_What the task asks_.
The listing below should be copied in full, word for word.

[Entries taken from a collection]
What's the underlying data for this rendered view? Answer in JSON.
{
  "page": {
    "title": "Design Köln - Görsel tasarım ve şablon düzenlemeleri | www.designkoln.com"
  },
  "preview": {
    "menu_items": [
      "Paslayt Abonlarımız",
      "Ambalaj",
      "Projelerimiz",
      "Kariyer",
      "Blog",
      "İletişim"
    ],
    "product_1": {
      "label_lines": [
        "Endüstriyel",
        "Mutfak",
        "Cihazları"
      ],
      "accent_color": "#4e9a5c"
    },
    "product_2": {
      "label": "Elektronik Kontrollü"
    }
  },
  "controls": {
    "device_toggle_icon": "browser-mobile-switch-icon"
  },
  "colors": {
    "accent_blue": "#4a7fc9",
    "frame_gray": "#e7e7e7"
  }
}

_Answer in full_.
What's the underlying data for this rendered view? Answer in JSON.
{
  "page": {
    "title": "Design Köln - Görsel tasarım ve şablon düzenlemeleri | www.designkoln.com"
  },
  "preview": {
    "menu_items": [
      "Paslayt Abonlarımız",
      "Ambalaj",
      "Projelerimiz",
      "Kariyer",
      "Blog",
      "İletişim"
    ],
    "product_1": {
      "label_lines": [
        "Endüstriyel",
        "Mutfak",
        "Cihazları"
      ],
      "accent_color": "#4e9a5c"
    },
    "product_2": {
      "label": "Elektronik Kontrollü"
    }
  },
  "controls": {
    "device_toggle_icon": "browser-mobile-switch-icon"
  },
  "colors": {
    "accent_blue": "#4a7fc9",
    "frame_gray": "#e7e7e7"
  }
}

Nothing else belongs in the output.